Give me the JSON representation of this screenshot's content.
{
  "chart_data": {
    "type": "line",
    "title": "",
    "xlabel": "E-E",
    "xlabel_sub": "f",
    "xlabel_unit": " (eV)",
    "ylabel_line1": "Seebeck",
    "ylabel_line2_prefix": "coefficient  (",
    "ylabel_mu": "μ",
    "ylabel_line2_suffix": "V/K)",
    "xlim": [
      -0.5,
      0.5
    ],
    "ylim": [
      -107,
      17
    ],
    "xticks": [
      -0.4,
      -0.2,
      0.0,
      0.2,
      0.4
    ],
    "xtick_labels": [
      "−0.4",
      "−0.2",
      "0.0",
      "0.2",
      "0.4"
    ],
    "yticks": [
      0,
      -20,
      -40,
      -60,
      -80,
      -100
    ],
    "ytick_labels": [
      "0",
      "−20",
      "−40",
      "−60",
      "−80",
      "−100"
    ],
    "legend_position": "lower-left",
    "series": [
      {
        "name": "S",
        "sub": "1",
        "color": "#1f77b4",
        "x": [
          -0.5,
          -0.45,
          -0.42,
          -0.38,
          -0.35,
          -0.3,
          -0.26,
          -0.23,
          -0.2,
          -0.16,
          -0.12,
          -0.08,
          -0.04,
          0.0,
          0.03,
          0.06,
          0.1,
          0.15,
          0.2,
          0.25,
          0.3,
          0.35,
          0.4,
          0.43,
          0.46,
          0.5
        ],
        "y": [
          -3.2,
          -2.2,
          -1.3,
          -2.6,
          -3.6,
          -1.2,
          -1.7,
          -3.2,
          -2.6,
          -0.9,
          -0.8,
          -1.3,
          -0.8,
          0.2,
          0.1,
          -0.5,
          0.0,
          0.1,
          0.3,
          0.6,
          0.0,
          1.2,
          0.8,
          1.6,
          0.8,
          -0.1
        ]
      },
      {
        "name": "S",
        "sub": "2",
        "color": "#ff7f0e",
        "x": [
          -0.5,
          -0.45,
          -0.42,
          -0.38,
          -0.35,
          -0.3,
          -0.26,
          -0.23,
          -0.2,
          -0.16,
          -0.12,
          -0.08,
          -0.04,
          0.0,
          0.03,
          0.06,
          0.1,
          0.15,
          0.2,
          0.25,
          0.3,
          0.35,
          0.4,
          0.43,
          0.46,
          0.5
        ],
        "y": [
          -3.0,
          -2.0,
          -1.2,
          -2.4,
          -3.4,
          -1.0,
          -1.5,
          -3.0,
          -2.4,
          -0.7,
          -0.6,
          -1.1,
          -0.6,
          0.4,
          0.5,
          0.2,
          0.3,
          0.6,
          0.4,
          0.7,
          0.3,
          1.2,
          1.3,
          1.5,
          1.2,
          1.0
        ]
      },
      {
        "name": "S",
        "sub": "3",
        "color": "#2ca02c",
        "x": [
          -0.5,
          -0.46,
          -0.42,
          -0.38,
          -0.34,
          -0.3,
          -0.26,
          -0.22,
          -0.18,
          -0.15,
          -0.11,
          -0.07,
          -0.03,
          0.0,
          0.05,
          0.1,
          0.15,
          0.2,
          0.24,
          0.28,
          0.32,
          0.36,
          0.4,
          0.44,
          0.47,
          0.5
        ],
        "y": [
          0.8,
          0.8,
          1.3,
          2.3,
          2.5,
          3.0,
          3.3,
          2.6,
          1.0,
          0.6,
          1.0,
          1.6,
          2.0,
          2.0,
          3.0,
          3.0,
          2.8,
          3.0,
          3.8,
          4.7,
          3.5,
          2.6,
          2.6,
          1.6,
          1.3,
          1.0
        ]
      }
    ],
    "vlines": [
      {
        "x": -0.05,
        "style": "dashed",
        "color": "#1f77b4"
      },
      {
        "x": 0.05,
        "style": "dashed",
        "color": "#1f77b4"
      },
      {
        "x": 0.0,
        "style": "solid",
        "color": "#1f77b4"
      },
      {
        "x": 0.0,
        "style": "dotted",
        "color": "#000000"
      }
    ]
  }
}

> [TASK DIRECTIONS]: Output all of the data above without any alteration.

> [WORKED SOLUTION]:
Give me the JSON representation of this screenshot's content.
{
  "chart_data": {
    "type": "line",
    "title": "",
    "xlabel": "E-E",
    "xlabel_sub": "f",
    "xlabel_unit": " (eV)",
    "ylabel_line1": "Seebeck",
    "ylabel_line2_prefix": "coefficient  (",
    "ylabel_mu": "μ",
    "ylabel_line2_suffix": "V/K)",
    "xlim": [
      -0.5,
      0.5
    ],
    "ylim": [
      -107,
      17
    ],
    "xticks": [
      -0.4,
      -0.2,
      0.0,
      0.2,
      0.4
    ],
    "xtick_labels": [
      "−0.4",
      "−0.2",
      "0.0",
      "0.2",
      "0.4"
    ],
    "yticks": [
      0,
      -20,
      -40,
      -60,
      -80,
      -100
    ],
    "ytick_labels": [
      "0",
      "−20",
      "−40",
      "−60",
      "−80",
      "−100"
    ],
    "legend_position": "lower-left",
    "series": [
      {
        "name": "S",
        "sub": "1",
        "color": "#1f77b4",
        "x": [
          -0.5,
          -0.45,
          -0.42,
          -0.38,
          -0.35,
          -0.3,
          -0.26,
          -0.23,
          -0.2,
          -0.16,
          -0.12,
          -0.08,
          -0.04,
          0.0,
          0.03,
          0.06,
          0.1,
          0.15,
          0.2,
          0.25,
          0.3,
          0.35,
          0.4,
          0.43,
          0.46,
          0.5
        ],
        "y": [
          -3.2,
          -2.2,
          -1.3,
          -2.6,
          -3.6,
          -1.2,
          -1.7,
          -3.2,
          -2.6,
          -0.9,
          -0.8,
          -1.3,
          -0.8,
          0.2,
          0.1,
          -0.5,
          0.0,
          0.1,
          0.3,
          0.6,
          0.0,
          1.2,
          0.8,
          1.6,
          0.8,
          -0.1
        ]
      },
      {
        "name": "S",
        "sub": "2",
        "color": "#ff7f0e",
        "x": [
          -0.5,
          -0.45,
          -0.42,
          -0.38,
          -0.35,
          -0.3,
          -0.26,
          -0.23,
          -0.2,
          -0.16,
          -0.12,
          -0.08,
          -0.04,
          0.0,
          0.03,
          0.06,
          0.1,
          0.15,
          0.2,
          0.25,
          0.3,
          0.35,
          0.4,
          0.43,
          0.46,
          0.5
        ],
        "y": [
          -3.0,
          -2.0,
          -1.2,
          -2.4,
          -3.4,
          -1.0,
          -1.5,
          -3.0,
          -2.4,
          -0.7,
          -0.6,
          -1.1,
          -0.6,
          0.4,
          0.5,
          0.2,
          0.3,
          0.6,
          0.4,
          0.7,
          0.3,
          1.2,
          1.3,
          1.5,
          1.2,
          1.0
        ]
      },
      {
        "name": "S",
        "sub": "3",
        "color": "#2ca02c",
        "x": [
          -0.5,
          -0.46,
          -0.42,
          -0.38,
          -0.34,
          -0.3,
          -0.26,
          -0.22,
          -0.18,
          -0.15,
          -0.11,
          -0.07,
          -0.03,
          0.0,
          0.05,
          0.1,
          0.15,
          0.2,
          0.24,
          0.28,
          0.32,
          0.36,
          0.4,
          0.44,
          0.47,
          0.5
        ],
        "y": [
          0.8,
          0.8,
          1.3,
          2.3,
          2.5,
          3.0,
          3.3,
          2.6,
          1.0,
          0.6,
          1.0,
          1.6,
          2.0,
          2.0,
          3.0,
          3.0,
          2.8,
          3.0,
          3.8,
          4.7,
          3.5,
          2.6,
          2.6,
          1.6,
          1.3,
          1.0
        ]
      }
    ],
    "vlines": [
      {
        "x": -0.05,
        "style": "dashed",
        "color": "#1f77b4"
      },
      {
        "x": 0.05,
        "style": "dashed",
        "color": "#1f77b4"
      },
      {
        "x": 0.0,
        "style": "solid",
        "color": "#1f77b4"
      },
      {
        "x": 0.0,
        "style": "dotted",
        "color": "#000000"
      }
    ]
  }
}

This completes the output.